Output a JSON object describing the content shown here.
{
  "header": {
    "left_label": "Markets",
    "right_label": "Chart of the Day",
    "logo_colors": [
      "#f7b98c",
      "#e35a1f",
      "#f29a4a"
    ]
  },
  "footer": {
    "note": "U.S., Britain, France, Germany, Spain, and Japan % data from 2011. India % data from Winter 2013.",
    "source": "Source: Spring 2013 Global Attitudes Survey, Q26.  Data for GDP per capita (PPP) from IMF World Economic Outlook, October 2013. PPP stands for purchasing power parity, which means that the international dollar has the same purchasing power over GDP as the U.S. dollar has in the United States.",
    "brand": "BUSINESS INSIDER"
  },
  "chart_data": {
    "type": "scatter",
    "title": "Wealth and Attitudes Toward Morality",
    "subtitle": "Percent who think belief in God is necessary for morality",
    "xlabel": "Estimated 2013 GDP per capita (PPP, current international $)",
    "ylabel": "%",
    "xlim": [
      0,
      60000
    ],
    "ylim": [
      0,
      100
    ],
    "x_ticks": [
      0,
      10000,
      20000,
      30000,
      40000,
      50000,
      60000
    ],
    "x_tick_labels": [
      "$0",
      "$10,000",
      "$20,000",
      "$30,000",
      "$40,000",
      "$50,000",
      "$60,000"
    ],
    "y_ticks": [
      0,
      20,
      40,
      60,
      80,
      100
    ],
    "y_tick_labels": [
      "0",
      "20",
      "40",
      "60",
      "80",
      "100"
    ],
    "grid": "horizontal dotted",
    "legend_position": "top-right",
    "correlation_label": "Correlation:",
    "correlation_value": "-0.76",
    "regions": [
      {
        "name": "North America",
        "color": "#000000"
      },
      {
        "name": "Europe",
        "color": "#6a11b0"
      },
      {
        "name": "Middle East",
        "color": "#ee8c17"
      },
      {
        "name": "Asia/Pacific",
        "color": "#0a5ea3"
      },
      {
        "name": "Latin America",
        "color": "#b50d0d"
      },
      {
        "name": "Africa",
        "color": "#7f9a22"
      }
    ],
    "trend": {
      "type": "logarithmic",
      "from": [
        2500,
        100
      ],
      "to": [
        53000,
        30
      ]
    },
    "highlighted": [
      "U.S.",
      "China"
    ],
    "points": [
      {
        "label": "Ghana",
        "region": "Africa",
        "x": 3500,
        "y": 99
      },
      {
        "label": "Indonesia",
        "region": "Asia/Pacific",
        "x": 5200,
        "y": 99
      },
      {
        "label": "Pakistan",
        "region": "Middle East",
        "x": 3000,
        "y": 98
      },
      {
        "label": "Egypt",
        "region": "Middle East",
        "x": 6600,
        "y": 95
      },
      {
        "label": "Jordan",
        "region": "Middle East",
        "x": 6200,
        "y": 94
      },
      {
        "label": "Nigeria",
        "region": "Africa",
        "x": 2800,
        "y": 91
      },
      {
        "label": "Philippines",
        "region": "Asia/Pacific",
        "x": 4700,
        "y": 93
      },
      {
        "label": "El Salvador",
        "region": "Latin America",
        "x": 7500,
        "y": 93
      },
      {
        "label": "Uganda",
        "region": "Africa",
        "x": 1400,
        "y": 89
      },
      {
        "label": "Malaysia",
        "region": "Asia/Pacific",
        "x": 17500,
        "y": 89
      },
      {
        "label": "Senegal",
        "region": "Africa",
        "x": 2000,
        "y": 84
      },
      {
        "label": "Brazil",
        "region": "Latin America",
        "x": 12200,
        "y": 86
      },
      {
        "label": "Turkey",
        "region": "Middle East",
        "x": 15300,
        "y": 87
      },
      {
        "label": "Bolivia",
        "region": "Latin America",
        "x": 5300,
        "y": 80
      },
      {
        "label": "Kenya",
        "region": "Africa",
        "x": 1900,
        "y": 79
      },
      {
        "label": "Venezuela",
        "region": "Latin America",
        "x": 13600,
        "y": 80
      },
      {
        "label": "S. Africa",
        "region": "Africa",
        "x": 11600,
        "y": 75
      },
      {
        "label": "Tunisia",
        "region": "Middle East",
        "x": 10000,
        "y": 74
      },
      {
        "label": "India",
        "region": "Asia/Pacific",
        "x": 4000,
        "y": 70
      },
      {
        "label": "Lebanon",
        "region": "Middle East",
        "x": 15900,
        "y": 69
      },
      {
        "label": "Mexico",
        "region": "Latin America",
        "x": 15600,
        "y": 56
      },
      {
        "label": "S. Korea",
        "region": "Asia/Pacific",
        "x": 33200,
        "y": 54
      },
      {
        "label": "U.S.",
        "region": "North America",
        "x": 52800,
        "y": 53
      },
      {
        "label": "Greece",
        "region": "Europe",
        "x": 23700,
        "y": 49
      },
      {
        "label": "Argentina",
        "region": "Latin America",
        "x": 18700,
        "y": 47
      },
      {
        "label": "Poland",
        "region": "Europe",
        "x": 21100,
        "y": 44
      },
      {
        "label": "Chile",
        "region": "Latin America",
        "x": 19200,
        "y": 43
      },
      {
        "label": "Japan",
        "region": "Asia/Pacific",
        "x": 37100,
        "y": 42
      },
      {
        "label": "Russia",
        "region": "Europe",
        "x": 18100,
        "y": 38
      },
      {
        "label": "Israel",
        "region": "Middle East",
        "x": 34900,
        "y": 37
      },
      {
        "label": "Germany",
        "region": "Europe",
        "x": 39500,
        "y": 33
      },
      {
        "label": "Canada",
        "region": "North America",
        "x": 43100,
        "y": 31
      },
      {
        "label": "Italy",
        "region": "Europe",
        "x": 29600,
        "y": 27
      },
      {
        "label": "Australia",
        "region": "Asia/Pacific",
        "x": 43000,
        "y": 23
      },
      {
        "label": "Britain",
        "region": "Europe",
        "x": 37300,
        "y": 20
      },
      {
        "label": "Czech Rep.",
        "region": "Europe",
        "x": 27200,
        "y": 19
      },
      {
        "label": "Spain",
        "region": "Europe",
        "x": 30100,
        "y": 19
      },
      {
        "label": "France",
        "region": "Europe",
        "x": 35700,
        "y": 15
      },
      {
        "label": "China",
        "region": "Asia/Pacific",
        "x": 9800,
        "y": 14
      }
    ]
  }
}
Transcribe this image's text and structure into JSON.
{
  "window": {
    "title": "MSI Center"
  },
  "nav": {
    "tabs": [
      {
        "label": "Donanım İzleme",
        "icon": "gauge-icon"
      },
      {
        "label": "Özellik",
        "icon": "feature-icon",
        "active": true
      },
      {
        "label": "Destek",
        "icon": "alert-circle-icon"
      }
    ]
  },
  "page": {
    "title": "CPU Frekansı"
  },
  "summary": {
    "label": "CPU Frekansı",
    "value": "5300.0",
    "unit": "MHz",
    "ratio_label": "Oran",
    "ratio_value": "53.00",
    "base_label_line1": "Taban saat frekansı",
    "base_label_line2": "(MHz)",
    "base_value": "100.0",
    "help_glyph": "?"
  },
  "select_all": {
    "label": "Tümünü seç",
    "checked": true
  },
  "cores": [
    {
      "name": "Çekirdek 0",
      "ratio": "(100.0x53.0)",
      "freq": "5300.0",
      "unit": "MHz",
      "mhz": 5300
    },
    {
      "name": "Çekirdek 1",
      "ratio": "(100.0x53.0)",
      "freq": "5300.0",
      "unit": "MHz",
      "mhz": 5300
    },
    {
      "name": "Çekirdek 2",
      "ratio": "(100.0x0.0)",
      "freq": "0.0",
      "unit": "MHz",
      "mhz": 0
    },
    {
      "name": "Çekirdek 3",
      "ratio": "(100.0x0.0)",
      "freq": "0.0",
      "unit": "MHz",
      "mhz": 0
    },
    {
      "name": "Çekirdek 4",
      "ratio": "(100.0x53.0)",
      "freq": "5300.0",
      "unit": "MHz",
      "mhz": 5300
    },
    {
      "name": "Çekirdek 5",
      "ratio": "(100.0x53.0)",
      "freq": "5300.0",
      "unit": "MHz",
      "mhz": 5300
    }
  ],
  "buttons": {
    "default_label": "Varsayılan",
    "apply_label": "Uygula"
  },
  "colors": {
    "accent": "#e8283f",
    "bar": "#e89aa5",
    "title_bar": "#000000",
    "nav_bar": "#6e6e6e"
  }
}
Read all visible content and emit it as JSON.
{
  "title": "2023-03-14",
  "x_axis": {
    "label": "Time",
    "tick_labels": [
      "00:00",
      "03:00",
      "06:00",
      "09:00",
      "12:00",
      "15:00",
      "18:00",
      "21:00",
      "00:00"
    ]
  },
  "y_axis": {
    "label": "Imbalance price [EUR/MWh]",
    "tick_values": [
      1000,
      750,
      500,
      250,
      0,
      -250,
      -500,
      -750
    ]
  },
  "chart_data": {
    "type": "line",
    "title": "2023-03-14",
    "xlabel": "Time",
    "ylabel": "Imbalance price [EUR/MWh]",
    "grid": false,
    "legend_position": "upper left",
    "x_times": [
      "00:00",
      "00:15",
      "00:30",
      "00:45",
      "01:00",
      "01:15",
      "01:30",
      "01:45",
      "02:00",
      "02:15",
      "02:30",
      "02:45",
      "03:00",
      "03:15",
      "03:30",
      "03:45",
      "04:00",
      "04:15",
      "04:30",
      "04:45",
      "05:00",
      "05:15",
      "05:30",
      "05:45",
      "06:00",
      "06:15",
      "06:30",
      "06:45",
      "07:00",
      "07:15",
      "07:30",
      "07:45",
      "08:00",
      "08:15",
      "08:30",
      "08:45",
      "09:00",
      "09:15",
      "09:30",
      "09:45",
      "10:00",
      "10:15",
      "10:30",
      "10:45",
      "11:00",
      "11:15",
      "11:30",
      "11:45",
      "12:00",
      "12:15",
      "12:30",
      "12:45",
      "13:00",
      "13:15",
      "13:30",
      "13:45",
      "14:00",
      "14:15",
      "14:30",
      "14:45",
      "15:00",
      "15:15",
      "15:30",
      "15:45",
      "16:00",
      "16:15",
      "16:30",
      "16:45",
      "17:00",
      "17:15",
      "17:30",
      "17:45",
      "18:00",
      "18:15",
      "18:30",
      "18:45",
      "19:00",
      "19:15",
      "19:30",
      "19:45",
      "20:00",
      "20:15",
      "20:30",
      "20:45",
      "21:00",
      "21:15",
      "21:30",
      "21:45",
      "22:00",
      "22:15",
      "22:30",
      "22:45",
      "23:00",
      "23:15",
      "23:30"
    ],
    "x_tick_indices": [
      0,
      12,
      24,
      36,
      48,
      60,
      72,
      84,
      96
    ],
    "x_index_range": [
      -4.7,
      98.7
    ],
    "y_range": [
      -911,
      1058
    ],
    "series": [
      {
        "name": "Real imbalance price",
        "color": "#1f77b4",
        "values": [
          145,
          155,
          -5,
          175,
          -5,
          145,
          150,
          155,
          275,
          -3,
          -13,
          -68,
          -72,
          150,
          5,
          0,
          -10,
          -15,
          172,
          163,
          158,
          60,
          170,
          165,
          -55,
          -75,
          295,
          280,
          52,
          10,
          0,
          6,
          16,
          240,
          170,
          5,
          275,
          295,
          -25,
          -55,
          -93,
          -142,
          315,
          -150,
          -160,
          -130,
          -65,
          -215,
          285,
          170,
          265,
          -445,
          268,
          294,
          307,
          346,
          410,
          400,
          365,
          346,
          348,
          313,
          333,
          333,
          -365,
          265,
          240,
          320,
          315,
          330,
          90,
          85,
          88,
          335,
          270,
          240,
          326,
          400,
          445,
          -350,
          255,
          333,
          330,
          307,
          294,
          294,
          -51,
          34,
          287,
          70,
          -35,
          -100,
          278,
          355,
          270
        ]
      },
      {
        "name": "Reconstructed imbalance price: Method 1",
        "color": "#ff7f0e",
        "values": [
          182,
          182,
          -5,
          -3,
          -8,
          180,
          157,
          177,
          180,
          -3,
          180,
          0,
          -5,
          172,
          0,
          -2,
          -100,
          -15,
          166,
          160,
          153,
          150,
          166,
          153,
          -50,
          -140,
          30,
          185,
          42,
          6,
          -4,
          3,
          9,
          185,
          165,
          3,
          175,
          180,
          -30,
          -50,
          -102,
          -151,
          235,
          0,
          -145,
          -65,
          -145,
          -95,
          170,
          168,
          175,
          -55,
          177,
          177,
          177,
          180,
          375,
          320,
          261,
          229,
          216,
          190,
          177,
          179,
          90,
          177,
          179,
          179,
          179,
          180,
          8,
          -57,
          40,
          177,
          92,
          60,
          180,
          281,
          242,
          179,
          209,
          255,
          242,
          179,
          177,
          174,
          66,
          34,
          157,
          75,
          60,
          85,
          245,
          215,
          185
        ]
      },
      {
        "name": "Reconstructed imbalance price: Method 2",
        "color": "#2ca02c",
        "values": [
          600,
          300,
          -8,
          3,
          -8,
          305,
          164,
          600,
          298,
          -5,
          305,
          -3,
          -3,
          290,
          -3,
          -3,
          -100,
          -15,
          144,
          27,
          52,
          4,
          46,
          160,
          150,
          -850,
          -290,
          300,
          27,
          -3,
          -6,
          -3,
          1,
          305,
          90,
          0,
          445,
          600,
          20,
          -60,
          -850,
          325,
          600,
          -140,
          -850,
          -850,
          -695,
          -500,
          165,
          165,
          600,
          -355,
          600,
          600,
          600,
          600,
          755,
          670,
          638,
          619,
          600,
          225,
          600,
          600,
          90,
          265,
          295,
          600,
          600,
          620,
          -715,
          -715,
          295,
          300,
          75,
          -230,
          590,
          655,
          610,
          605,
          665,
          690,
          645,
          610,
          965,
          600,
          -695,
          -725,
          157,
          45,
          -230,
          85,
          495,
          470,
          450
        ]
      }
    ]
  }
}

What to produce: In the records above, find each line that holds the word "Spain"; copy all such lines.

Completed exercise:
    "note": "U.S., Britain, France, Germany, Spain, and Japan % data from 2011. India % data from Winter 2013.",
        "label": "Spain",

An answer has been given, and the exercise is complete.